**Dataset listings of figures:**
— start —
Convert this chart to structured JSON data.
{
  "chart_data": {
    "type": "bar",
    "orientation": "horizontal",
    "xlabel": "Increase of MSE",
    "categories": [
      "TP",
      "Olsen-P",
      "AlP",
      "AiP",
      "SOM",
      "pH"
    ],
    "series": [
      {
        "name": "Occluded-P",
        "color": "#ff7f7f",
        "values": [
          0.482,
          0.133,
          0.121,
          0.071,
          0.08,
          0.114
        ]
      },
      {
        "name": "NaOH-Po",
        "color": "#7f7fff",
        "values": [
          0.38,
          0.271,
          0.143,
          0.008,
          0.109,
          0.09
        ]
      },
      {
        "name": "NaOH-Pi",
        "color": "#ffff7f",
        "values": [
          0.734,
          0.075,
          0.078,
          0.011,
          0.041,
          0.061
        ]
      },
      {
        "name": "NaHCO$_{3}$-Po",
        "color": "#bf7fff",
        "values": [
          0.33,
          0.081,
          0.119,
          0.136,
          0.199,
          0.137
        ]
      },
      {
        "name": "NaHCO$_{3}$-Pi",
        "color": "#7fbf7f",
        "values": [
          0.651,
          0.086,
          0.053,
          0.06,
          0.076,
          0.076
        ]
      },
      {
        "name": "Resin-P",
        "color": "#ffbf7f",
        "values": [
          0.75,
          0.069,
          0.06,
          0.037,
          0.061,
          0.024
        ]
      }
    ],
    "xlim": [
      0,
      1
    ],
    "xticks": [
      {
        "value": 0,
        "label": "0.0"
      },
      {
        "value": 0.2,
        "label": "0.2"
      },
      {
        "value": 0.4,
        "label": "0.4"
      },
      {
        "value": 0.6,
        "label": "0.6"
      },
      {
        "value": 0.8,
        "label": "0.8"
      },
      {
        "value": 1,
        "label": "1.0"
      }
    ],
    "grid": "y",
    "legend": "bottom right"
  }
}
— end —
**Task statement:**
Reproduce each line verbatim.

**Solution to the exercise:**
Convert this chart to structured JSON data.
{
  "chart_data": {
    "type": "bar",
    "orientation": "horizontal",
    "xlabel": "Increase of MSE",
    "categories": [
      "TP",
      "Olsen-P",
      "AlP",
      "AiP",
      "SOM",
      "pH"
    ],
    "series": [
      {
        "name": "Occluded-P",
        "color": "#ff7f7f",
        "values": [
          0.482,
          0.133,
          0.121,
          0.071,
          0.08,
          0.114
        ]
      },
      {
        "name": "NaOH-Po",
        "color": "#7f7fff",
        "values": [
          0.38,
          0.271,
          0.143,
          0.008,
          0.109,
          0.09
        ]
      },
      {
        "name": "NaOH-Pi",
        "color": "#ffff7f",
        "values": [
          0.734,
          0.075,
          0.078,
          0.011,
          0.041,
          0.061
        ]
      },
      {
        "name": "NaHCO$_{3}$-Po",
        "color": "#bf7fff",
        "values": [
          0.33,
          0.081,
          0.119,
          0.136,
          0.199,
          0.137
        ]
      },
      {
        "name": "NaHCO$_{3}$-Pi",
        "color": "#7fbf7f",
        "values": [
          0.651,
          0.086,
          0.053,
          0.06,
          0.076,
          0.076
        ]
      },
      {
        "name": "Resin-P",
        "color": "#ffbf7f",
        "values": [
          0.75,
          0.069,
          0.06,
          0.037,
          0.061,
          0.024
        ]
      }
    ],
    "xlim": [
      0,
      1
    ],
    "xticks": [
      {
        "value": 0,
        "label": "0.0"
      },
      {
        "value": 0.2,
        "label": "0.2"
      },
      {
        "value": 0.4,
        "label": "0.4"
      },
      {
        "value": 0.6,
        "label": "0.6"
      },
      {
        "value": 0.8,
        "label": "0.8"
      },
      {
        "value": 1,
        "label": "1.0"
      }
    ],
    "grid": "y",
    "legend": "bottom right"
  }
}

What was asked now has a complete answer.